**RECORDS FOR THE EXERCISE:**

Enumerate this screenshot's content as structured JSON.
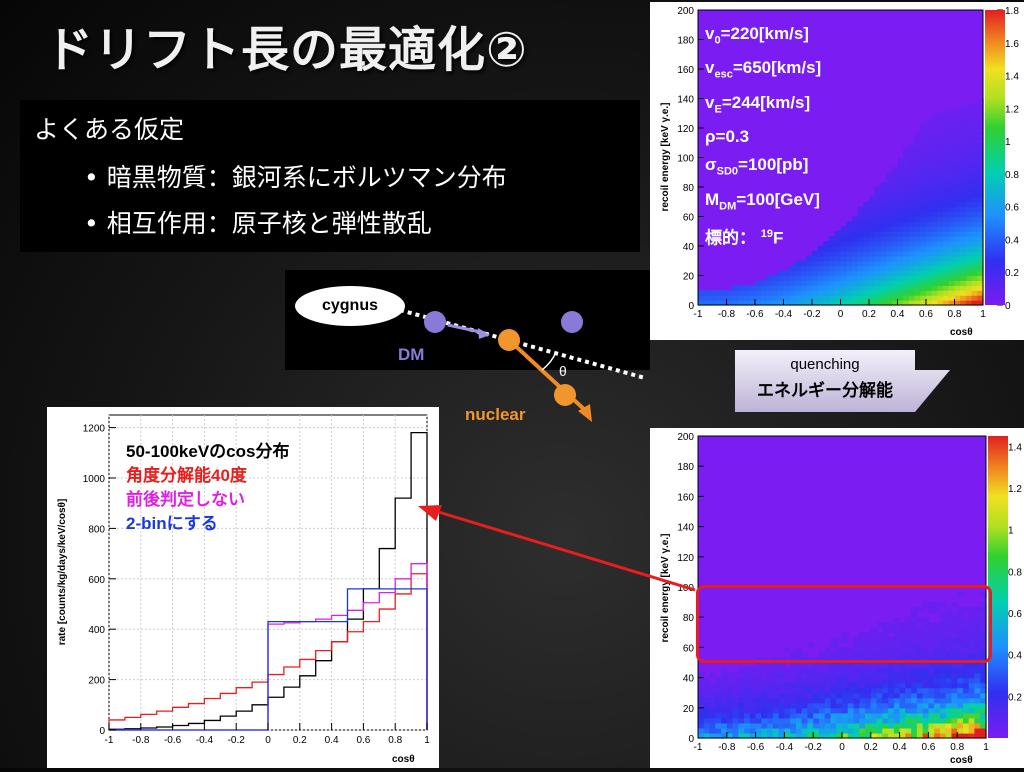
{
  "slide_title": "ドリフト長の最適化②",
  "assumptions": {
    "heading": "よくある仮定",
    "bullets": [
      "暗黒物質：銀河系にボルツマン分布",
      "相互作用：原子核と弾性散乱"
    ]
  },
  "scatter_diagram": {
    "cygnus_label": "cygnus",
    "dm_label": "DM",
    "nuclear_label": "nuclear",
    "theta_label": "θ"
  },
  "arrow_label": {
    "line1": "quenching",
    "line2": "エネルギー分解能"
  },
  "info_box": [
    "v0=220[km/s]",
    "vesc=650[km/s]",
    "vE=244[km/s]",
    "ρ=0.3",
    "σSD0=100[pb]",
    "MDM=100[GeV]",
    "標的： 19F"
  ],
  "hist_annotation": {
    "line1": "50-100keVのcos分布",
    "line2": "角度分解能40度",
    "line3": "前後判定しない",
    "line4": "2-binにする"
  },
  "colors": {
    "red": "#e81e1e",
    "magenta": "#e020e0",
    "blue": "#1a38e0",
    "black": "#000000",
    "purple_bg": "#7a1cf2"
  },
  "chart_data": [
    {
      "type": "heatmap",
      "xlabel": "cosθ",
      "ylabel": "recoil energy [keV γ.e.]",
      "xlim": [
        -1,
        1
      ],
      "ylim": [
        0,
        200
      ],
      "xticks": [
        "-1",
        "-0.8",
        "-0.6",
        "-0.4",
        "-0.2",
        "0",
        "0.2",
        "0.4",
        "0.6",
        "0.8",
        "1"
      ],
      "yticks": [
        "0",
        "20",
        "40",
        "60",
        "80",
        "100",
        "120",
        "140",
        "160",
        "180",
        "200"
      ],
      "colorbar_ticks": [
        "0",
        "0.2",
        "0.4",
        "0.6",
        "0.8",
        "1",
        "1.2",
        "1.4",
        "1.6",
        "1.8"
      ],
      "zlim": [
        0,
        1.8
      ]
    },
    {
      "type": "heatmap",
      "xlabel": "cosθ",
      "ylabel": "recoil energy [keV γ.e.]",
      "xlim": [
        -1,
        1
      ],
      "ylim": [
        0,
        200
      ],
      "xticks": [
        "-1",
        "-0.8",
        "-0.6",
        "-0.4",
        "-0.2",
        "0",
        "0.2",
        "0.4",
        "0.6",
        "0.8",
        "1"
      ],
      "yticks": [
        "0",
        "20",
        "40",
        "60",
        "80",
        "100",
        "120",
        "140",
        "160",
        "180",
        "200"
      ],
      "colorbar_ticks": [
        "0.2",
        "0.4",
        "0.6",
        "0.8",
        "1",
        "1.2",
        "1.4"
      ],
      "zlim": [
        0,
        1.45
      ],
      "highlight_band": [
        52,
        100
      ]
    },
    {
      "type": "line",
      "xlabel": "cosθ",
      "ylabel": "rate [counts/kg/days/keV/cosθ]",
      "xlim": [
        -1,
        1
      ],
      "ylim": [
        0,
        1250
      ],
      "xticks": [
        "-1",
        "-0.8",
        "-0.6",
        "-0.4",
        "-0.2",
        "0",
        "0.2",
        "0.4",
        "0.6",
        "0.8",
        "1"
      ],
      "yticks": [
        "0",
        "200",
        "400",
        "600",
        "800",
        "1000",
        "1200"
      ],
      "x": [
        -0.95,
        -0.85,
        -0.75,
        -0.65,
        -0.55,
        -0.45,
        -0.35,
        -0.25,
        -0.15,
        -0.05,
        0.05,
        0.15,
        0.25,
        0.35,
        0.45,
        0.55,
        0.65,
        0.75,
        0.85,
        0.95
      ],
      "series": [
        {
          "color": "#000000",
          "values": [
            3,
            5,
            8,
            12,
            18,
            26,
            38,
            55,
            75,
            100,
            130,
            170,
            215,
            275,
            350,
            440,
            560,
            720,
            920,
            1180
          ]
        },
        {
          "color": "#e81e1e",
          "values": [
            40,
            50,
            62,
            75,
            90,
            105,
            125,
            145,
            168,
            190,
            220,
            250,
            280,
            315,
            350,
            390,
            430,
            480,
            540,
            620
          ]
        },
        {
          "color": "#e020e0",
          "values": [
            0,
            0,
            0,
            0,
            0,
            0,
            0,
            0,
            0,
            0,
            420,
            425,
            430,
            440,
            455,
            475,
            505,
            545,
            600,
            660
          ]
        },
        {
          "color": "#1a38e0",
          "values": [
            0,
            0,
            0,
            0,
            0,
            0,
            0,
            0,
            0,
            0,
            430,
            430,
            430,
            430,
            430,
            560,
            560,
            560,
            560,
            560
          ]
        }
      ]
    }
  ]
}
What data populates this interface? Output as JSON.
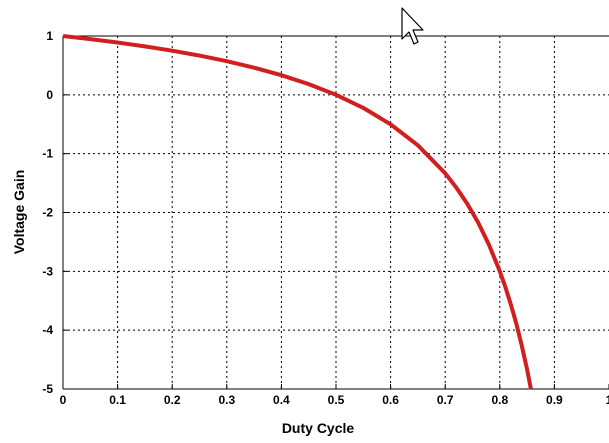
{
  "chart_data": {
    "type": "line",
    "title": "",
    "xlabel": "Duty Cycle",
    "ylabel": "Voltage Gain",
    "xlim": [
      0,
      1
    ],
    "ylim": [
      -5,
      1
    ],
    "xticks": [
      0,
      0.1,
      0.2,
      0.3,
      0.4,
      0.5,
      0.6,
      0.7,
      0.8,
      0.9,
      1
    ],
    "xtick_labels": [
      "0",
      "0.1",
      "0.2",
      "0.3",
      "0.4",
      "0.5",
      "0.6",
      "0.7",
      "0.8",
      "0.9",
      "1"
    ],
    "yticks": [
      1,
      0,
      -1,
      -2,
      -3,
      -4,
      -5
    ],
    "ytick_labels": [
      "1",
      "0",
      "-1",
      "-2",
      "-3",
      "-4",
      "-5"
    ],
    "grid": true,
    "grid_style": "dotted",
    "legend": "none",
    "series": [
      {
        "color": "#d11f1f",
        "x": [
          0,
          0.05,
          0.1,
          0.15,
          0.2,
          0.25,
          0.3,
          0.35,
          0.4,
          0.45,
          0.5,
          0.55,
          0.6,
          0.65,
          0.7,
          0.72,
          0.74,
          0.76,
          0.78,
          0.8,
          0.81,
          0.82,
          0.83,
          0.84,
          0.85,
          0.857
        ],
        "y": [
          1,
          0.947,
          0.889,
          0.824,
          0.75,
          0.667,
          0.571,
          0.462,
          0.333,
          0.182,
          0,
          -0.222,
          -0.5,
          -0.857,
          -1.333,
          -1.571,
          -1.846,
          -2.167,
          -2.545,
          -3,
          -3.263,
          -3.556,
          -3.882,
          -4.25,
          -4.667,
          -5
        ]
      }
    ]
  },
  "cursor": {
    "icon": "mouse-pointer-icon"
  }
}
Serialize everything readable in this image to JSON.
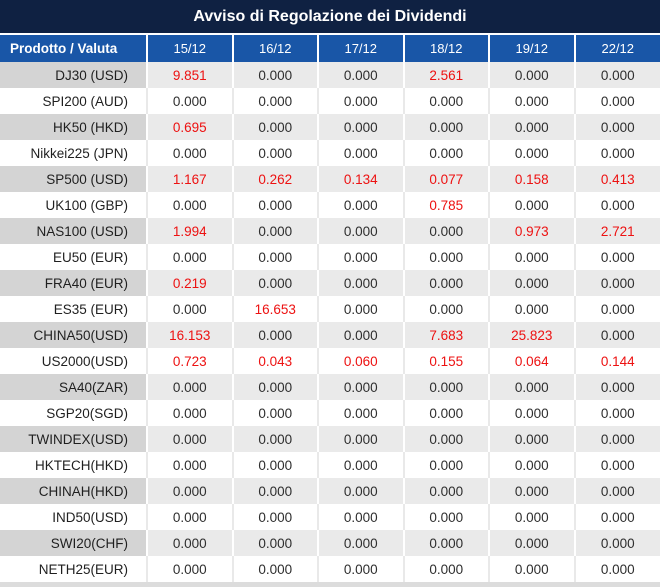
{
  "title": "Avviso di Regolazione dei Dividendi",
  "table": {
    "product_header": "Prodotto / Valuta",
    "date_headers": [
      "15/12",
      "16/12",
      "17/12",
      "18/12",
      "19/12",
      "22/12"
    ],
    "rows": [
      {
        "product": "DJ30 (USD)",
        "values": [
          "9.851",
          "0.000",
          "0.000",
          "2.561",
          "0.000",
          "0.000"
        ]
      },
      {
        "product": "SPI200 (AUD)",
        "values": [
          "0.000",
          "0.000",
          "0.000",
          "0.000",
          "0.000",
          "0.000"
        ]
      },
      {
        "product": "HK50 (HKD)",
        "values": [
          "0.695",
          "0.000",
          "0.000",
          "0.000",
          "0.000",
          "0.000"
        ]
      },
      {
        "product": "Nikkei225 (JPN)",
        "values": [
          "0.000",
          "0.000",
          "0.000",
          "0.000",
          "0.000",
          "0.000"
        ]
      },
      {
        "product": "SP500 (USD)",
        "values": [
          "1.167",
          "0.262",
          "0.134",
          "0.077",
          "0.158",
          "0.413"
        ]
      },
      {
        "product": "UK100 (GBP)",
        "values": [
          "0.000",
          "0.000",
          "0.000",
          "0.785",
          "0.000",
          "0.000"
        ]
      },
      {
        "product": "NAS100 (USD)",
        "values": [
          "1.994",
          "0.000",
          "0.000",
          "0.000",
          "0.973",
          "2.721"
        ]
      },
      {
        "product": "EU50 (EUR)",
        "values": [
          "0.000",
          "0.000",
          "0.000",
          "0.000",
          "0.000",
          "0.000"
        ]
      },
      {
        "product": "FRA40 (EUR)",
        "values": [
          "0.219",
          "0.000",
          "0.000",
          "0.000",
          "0.000",
          "0.000"
        ]
      },
      {
        "product": "ES35 (EUR)",
        "values": [
          "0.000",
          "16.653",
          "0.000",
          "0.000",
          "0.000",
          "0.000"
        ]
      },
      {
        "product": "CHINA50(USD)",
        "values": [
          "16.153",
          "0.000",
          "0.000",
          "7.683",
          "25.823",
          "0.000"
        ]
      },
      {
        "product": "US2000(USD)",
        "values": [
          "0.723",
          "0.043",
          "0.060",
          "0.155",
          "0.064",
          "0.144"
        ]
      },
      {
        "product": "SA40(ZAR)",
        "values": [
          "0.000",
          "0.000",
          "0.000",
          "0.000",
          "0.000",
          "0.000"
        ]
      },
      {
        "product": "SGP20(SGD)",
        "values": [
          "0.000",
          "0.000",
          "0.000",
          "0.000",
          "0.000",
          "0.000"
        ]
      },
      {
        "product": "TWINDEX(USD)",
        "values": [
          "0.000",
          "0.000",
          "0.000",
          "0.000",
          "0.000",
          "0.000"
        ]
      },
      {
        "product": "HKTECH(HKD)",
        "values": [
          "0.000",
          "0.000",
          "0.000",
          "0.000",
          "0.000",
          "0.000"
        ]
      },
      {
        "product": "CHINAH(HKD)",
        "values": [
          "0.000",
          "0.000",
          "0.000",
          "0.000",
          "0.000",
          "0.000"
        ]
      },
      {
        "product": "IND50(USD)",
        "values": [
          "0.000",
          "0.000",
          "0.000",
          "0.000",
          "0.000",
          "0.000"
        ]
      },
      {
        "product": "SWI20(CHF)",
        "values": [
          "0.000",
          "0.000",
          "0.000",
          "0.000",
          "0.000",
          "0.000"
        ]
      },
      {
        "product": "NETH25(EUR)",
        "values": [
          "0.000",
          "0.000",
          "0.000",
          "0.000",
          "0.000",
          "0.000"
        ]
      }
    ]
  },
  "colors": {
    "title_bg": "#0f2142",
    "header_bg": "#1956a7",
    "gray_row_product_bg": "#d4d4d4",
    "gray_row_value_bg": "#eaeaea",
    "nonzero_value": "#ed1111",
    "zero_value": "#2e2e2e"
  }
}
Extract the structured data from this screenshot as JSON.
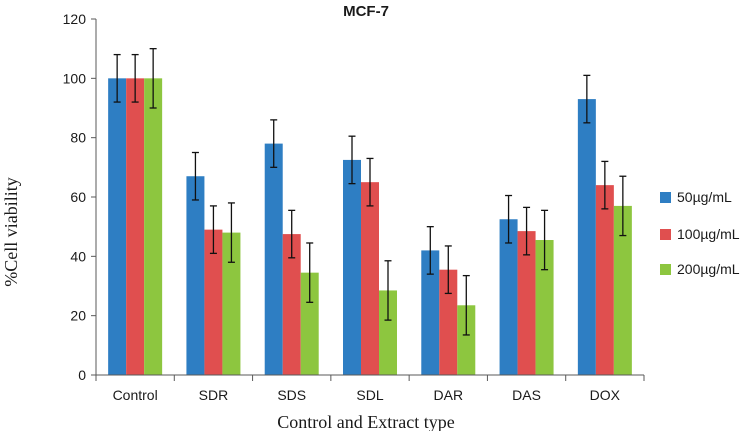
{
  "chart_data": {
    "type": "bar",
    "title": "MCF-7",
    "xlabel": "Control and Extract type",
    "ylabel": "%Cell viability",
    "ylim": [
      0,
      120
    ],
    "yticks": [
      0,
      20,
      40,
      60,
      80,
      100,
      120
    ],
    "grid": false,
    "legend_position": "right",
    "categories": [
      "Control",
      "SDR",
      "SDS",
      "SDL",
      "DAR",
      "DAS",
      "DOX"
    ],
    "series": [
      {
        "name": "50µg/mL",
        "color": "#2e7ec3",
        "values": [
          100,
          67,
          78,
          72.5,
          42,
          52.5,
          93
        ],
        "errors": [
          8,
          8,
          8,
          8,
          8,
          8,
          8
        ]
      },
      {
        "name": "100µg/mL",
        "color": "#e04f4f",
        "values": [
          100,
          49,
          47.5,
          65,
          35.5,
          48.5,
          64
        ],
        "errors": [
          8,
          8,
          8,
          8,
          8,
          8,
          8
        ]
      },
      {
        "name": "200µg/mL",
        "color": "#8dc63f",
        "values": [
          100,
          48,
          34.5,
          28.5,
          23.5,
          45.5,
          57
        ],
        "errors": [
          10,
          10,
          10,
          10,
          10,
          10,
          10
        ]
      }
    ]
  }
}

**GOAL:**
Take each line containing the string "structured" and copy it out.

**EXPECTED ANSWER:**
Enumerate this screenshot's content as structured JSON.
Extract the structured data from this screenshot as JSON.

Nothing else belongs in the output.